GIVEN EXERCISE: Reproduce the entries from the line with "Localize each UI" to the line with "svg-text:718: 718 bbox=[364, 481, 385, 496]", replacing "UI component" with "interface element" and leaving everything else unchanged. Leave the pictures out of your answer.

DATA PROVIDED:

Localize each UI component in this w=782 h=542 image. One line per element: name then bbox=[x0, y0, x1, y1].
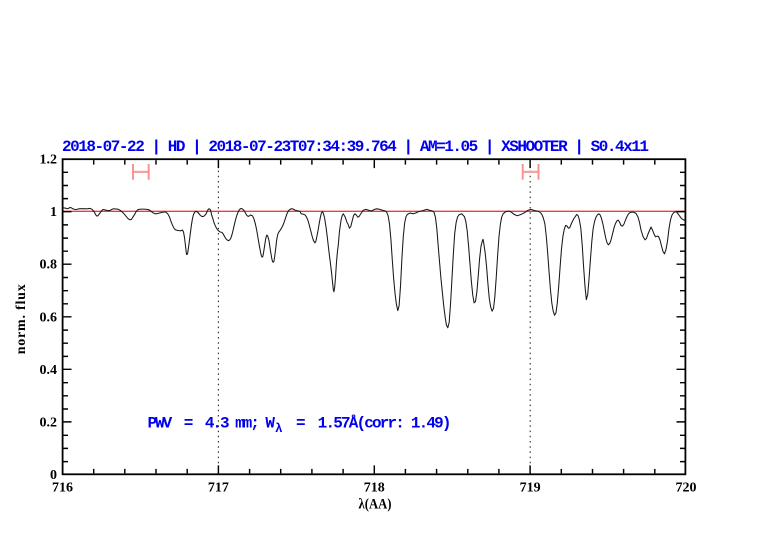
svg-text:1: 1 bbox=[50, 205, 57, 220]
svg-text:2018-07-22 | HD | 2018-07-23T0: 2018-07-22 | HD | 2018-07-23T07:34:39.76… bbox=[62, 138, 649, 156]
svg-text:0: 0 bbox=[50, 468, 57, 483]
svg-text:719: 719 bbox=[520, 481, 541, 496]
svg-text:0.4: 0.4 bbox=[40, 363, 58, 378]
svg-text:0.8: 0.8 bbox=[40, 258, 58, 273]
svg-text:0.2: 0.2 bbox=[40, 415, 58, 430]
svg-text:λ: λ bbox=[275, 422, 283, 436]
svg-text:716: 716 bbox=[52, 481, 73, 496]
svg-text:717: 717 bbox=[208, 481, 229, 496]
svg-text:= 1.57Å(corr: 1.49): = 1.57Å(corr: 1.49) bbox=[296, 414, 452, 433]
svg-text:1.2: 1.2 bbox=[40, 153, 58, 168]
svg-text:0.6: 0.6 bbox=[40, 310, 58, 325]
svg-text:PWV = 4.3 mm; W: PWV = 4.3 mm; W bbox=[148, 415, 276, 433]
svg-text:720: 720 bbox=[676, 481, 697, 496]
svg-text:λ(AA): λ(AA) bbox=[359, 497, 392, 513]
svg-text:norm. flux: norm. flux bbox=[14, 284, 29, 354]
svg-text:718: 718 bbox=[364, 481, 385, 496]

...

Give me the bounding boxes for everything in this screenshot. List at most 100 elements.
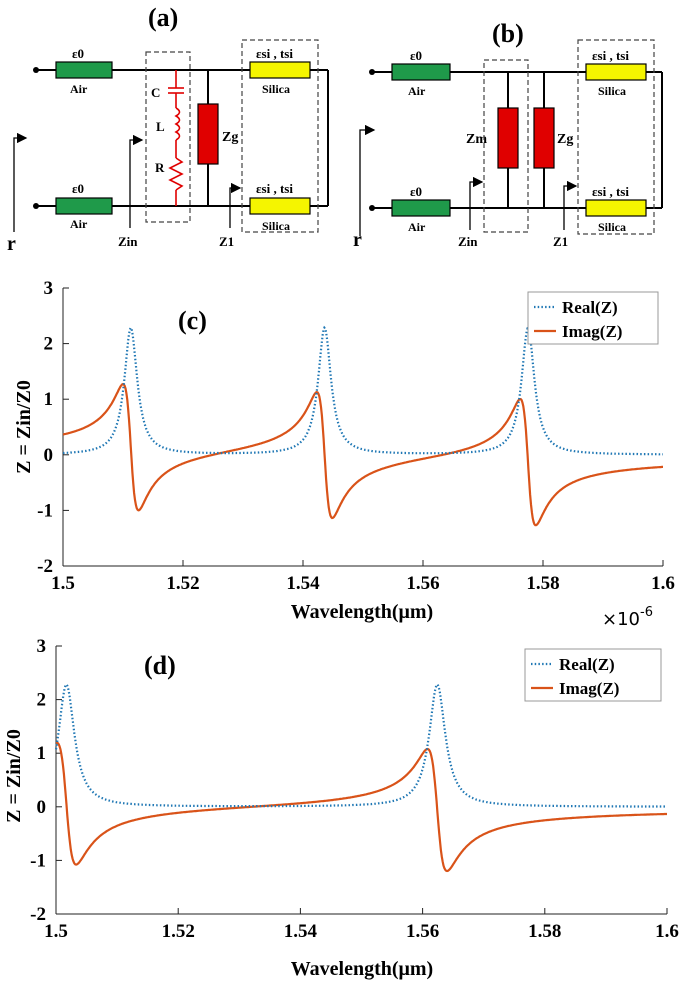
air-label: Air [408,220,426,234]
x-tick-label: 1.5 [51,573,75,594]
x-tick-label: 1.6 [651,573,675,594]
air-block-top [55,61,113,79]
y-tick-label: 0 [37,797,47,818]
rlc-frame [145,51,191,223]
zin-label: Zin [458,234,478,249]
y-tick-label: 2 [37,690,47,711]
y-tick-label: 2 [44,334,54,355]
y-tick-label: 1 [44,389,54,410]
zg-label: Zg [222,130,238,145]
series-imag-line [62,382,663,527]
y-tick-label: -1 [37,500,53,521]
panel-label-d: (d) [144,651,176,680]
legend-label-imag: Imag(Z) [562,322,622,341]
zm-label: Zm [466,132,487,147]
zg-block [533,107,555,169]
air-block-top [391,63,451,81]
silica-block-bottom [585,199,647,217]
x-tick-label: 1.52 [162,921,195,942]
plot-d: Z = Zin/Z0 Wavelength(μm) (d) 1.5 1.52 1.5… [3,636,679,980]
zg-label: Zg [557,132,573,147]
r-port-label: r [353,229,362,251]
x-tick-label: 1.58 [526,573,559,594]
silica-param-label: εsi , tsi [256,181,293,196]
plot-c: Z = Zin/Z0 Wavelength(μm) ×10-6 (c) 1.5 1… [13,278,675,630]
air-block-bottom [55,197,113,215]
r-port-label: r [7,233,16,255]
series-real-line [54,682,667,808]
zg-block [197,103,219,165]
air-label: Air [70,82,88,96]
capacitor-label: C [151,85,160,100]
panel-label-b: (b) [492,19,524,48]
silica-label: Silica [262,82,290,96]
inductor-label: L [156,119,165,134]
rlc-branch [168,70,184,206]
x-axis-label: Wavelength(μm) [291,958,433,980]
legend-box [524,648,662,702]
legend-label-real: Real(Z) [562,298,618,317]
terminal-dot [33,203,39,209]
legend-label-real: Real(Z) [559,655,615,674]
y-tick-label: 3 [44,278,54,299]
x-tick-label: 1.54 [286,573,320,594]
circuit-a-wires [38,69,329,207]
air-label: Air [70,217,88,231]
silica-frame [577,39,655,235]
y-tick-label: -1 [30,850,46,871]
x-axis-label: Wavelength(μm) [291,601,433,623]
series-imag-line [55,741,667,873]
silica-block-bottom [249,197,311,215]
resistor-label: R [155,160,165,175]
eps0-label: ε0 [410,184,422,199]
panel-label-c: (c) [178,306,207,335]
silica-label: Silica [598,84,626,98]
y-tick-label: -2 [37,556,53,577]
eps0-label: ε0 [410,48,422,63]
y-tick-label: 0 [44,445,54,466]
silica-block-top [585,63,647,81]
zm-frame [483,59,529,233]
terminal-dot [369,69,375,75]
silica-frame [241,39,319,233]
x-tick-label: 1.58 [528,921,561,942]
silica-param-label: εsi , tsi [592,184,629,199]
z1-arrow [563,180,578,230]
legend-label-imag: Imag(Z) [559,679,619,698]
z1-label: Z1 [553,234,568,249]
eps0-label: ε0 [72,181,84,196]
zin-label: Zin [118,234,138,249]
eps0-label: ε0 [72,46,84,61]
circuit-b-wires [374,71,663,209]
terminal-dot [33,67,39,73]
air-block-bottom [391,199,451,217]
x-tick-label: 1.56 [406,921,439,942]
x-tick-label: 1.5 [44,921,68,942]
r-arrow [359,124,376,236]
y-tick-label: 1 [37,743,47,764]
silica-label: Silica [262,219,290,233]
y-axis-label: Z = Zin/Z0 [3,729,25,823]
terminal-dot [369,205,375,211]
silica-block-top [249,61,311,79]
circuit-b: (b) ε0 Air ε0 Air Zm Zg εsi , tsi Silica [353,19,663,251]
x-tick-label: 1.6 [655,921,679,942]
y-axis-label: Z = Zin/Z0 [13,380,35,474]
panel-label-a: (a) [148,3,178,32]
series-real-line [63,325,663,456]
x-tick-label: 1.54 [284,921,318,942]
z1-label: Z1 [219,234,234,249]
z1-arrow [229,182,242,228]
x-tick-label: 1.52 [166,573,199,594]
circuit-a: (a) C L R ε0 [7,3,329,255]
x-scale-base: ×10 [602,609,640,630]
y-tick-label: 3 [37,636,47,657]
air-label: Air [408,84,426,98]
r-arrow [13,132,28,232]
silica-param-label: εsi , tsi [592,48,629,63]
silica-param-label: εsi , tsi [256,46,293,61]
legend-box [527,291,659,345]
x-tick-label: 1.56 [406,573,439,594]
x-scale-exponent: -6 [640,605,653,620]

WORKED SOLUTION:
Localize each interface element in this w=782 h=542 image. One line per element: name then bbox=[x0, y0, x1, y1].
svg-text:1: 1 bbox=[50, 205, 57, 220]
svg-text:2018-07-22 | HD | 2018-07-23T0: 2018-07-22 | HD | 2018-07-23T07:34:39.76… bbox=[62, 138, 649, 156]
svg-text:0: 0 bbox=[50, 468, 57, 483]
svg-text:719: 719 bbox=[520, 481, 541, 496]
svg-text:0.4: 0.4 bbox=[40, 363, 58, 378]
svg-text:0.8: 0.8 bbox=[40, 258, 58, 273]
svg-text:0.2: 0.2 bbox=[40, 415, 58, 430]
svg-text:λ: λ bbox=[275, 422, 283, 436]
svg-text:716: 716 bbox=[52, 481, 73, 496]
svg-text:717: 717 bbox=[208, 481, 229, 496]
svg-text:= 1.57Å(corr: 1.49): = 1.57Å(corr: 1.49) bbox=[296, 414, 452, 433]
svg-text:1.2: 1.2 bbox=[40, 153, 58, 168]
svg-text:0.6: 0.6 bbox=[40, 310, 58, 325]
svg-text:PWV = 4.3 mm; W: PWV = 4.3 mm; W bbox=[148, 415, 276, 433]
svg-text:720: 720 bbox=[676, 481, 697, 496]
svg-text:λ(AA): λ(AA) bbox=[359, 497, 392, 513]
svg-text:norm. flux: norm. flux bbox=[14, 284, 29, 354]
svg-text:718: 718 bbox=[364, 481, 385, 496]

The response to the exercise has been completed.